▶ **Given task**:
Locate the string "태어나는" in the listing below. Copy every line where it is found.

▶ **Information provided**:
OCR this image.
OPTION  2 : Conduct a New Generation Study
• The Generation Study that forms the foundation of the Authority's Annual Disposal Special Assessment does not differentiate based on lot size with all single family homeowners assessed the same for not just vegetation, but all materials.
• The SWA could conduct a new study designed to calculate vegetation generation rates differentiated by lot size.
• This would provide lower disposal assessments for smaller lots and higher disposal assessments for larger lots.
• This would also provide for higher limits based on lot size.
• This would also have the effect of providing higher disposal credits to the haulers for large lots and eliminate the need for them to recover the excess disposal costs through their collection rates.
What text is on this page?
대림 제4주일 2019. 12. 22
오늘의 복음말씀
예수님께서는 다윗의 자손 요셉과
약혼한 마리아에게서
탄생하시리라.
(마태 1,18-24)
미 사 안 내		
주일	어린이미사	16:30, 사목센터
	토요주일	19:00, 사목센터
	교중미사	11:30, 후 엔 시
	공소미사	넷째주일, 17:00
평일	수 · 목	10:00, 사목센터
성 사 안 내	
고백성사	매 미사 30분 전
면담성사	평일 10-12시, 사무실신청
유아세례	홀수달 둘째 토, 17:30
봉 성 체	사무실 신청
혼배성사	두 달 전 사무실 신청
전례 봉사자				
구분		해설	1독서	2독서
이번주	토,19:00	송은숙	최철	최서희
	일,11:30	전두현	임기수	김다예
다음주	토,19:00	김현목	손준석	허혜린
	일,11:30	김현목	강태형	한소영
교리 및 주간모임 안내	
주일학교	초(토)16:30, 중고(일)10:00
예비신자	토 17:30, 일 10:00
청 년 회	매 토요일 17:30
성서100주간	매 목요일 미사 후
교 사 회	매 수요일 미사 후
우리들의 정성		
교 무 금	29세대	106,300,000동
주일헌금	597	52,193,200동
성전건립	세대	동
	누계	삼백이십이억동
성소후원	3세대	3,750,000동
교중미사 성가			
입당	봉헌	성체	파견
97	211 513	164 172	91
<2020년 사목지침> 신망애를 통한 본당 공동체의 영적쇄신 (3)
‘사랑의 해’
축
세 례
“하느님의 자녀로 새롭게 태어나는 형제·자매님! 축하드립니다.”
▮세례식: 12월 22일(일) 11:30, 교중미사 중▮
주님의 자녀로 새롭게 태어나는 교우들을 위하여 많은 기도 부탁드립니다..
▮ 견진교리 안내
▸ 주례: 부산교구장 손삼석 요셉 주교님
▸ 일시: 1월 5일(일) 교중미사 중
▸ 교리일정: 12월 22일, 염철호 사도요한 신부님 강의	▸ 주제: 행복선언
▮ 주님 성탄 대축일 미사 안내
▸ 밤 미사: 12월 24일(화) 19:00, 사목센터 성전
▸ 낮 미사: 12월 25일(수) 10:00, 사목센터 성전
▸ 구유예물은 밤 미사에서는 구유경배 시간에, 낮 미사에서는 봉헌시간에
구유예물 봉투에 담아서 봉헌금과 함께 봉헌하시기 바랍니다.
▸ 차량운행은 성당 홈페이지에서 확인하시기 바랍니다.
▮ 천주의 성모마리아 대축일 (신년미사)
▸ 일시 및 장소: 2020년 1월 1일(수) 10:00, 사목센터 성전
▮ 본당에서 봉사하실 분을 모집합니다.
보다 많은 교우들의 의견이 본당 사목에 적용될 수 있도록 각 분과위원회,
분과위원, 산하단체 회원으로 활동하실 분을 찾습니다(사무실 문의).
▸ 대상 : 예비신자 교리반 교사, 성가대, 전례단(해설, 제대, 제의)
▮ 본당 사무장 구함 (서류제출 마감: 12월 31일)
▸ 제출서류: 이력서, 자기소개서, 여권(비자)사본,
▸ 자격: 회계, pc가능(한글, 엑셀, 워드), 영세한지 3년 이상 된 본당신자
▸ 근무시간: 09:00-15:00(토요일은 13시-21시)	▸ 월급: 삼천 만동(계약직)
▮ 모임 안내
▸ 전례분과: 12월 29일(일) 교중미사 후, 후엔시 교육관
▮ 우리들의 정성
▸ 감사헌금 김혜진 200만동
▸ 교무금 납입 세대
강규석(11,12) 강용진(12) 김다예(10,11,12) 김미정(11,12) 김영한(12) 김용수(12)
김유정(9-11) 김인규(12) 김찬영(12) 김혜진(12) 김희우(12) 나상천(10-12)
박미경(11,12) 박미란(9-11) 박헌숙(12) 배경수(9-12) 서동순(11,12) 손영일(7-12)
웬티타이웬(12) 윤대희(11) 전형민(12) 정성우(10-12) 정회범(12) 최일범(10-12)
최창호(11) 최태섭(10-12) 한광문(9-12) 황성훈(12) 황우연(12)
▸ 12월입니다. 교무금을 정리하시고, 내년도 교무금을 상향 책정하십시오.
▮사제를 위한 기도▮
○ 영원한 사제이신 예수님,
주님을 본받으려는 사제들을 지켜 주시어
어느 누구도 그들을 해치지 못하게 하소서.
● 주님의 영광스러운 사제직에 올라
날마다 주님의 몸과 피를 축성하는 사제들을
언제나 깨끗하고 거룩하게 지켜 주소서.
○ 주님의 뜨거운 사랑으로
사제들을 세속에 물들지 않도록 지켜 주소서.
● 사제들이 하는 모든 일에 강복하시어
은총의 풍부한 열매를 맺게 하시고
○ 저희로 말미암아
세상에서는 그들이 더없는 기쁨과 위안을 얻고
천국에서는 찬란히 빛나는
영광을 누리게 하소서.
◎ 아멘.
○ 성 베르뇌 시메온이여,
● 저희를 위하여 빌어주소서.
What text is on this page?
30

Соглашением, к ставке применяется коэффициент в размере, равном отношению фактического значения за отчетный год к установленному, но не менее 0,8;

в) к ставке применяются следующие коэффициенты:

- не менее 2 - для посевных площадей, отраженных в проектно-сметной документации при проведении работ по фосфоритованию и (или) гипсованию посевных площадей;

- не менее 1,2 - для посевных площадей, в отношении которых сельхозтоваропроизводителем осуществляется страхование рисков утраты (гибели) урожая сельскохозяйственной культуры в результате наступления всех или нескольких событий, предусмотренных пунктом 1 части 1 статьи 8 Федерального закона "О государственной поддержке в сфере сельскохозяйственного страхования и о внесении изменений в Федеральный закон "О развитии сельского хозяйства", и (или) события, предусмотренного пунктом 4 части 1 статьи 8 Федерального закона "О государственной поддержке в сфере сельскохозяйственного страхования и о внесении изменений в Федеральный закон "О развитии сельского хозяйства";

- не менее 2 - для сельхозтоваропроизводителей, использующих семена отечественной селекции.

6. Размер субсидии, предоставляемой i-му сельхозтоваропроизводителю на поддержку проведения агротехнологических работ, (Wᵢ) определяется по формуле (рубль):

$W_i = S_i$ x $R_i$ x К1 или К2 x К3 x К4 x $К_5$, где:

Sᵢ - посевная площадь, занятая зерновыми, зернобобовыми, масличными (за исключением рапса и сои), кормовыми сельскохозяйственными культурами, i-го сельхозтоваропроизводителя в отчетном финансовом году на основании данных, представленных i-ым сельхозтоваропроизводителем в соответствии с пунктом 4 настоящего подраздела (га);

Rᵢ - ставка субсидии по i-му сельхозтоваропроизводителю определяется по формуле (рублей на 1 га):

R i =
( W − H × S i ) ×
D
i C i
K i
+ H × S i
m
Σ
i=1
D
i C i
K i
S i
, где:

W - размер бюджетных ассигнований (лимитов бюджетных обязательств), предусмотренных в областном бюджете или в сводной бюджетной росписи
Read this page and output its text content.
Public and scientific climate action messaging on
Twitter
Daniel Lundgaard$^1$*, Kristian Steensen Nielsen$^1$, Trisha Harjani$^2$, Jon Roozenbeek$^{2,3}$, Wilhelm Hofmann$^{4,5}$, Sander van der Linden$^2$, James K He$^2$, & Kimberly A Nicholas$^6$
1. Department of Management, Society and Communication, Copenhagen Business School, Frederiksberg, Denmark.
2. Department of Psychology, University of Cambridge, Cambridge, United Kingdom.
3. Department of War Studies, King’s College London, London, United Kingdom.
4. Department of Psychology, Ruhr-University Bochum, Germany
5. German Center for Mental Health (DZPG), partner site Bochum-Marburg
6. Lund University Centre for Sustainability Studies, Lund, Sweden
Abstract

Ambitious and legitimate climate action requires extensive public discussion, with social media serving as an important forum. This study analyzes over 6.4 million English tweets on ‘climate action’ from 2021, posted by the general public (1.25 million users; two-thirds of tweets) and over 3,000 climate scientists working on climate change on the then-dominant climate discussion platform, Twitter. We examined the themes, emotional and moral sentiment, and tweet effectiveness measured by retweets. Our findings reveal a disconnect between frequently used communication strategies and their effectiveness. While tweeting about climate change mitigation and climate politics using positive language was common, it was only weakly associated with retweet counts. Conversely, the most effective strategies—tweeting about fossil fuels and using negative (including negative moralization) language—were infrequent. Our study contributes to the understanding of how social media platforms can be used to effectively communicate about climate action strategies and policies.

▶ **Solution**:
“하느님의 자녀로 새롭게 태어나는 형제·자매님! 축하드립니다.”
주님의 자녀로 새롭게 태어나는 교우들을 위하여 많은 기도 부탁드립니다..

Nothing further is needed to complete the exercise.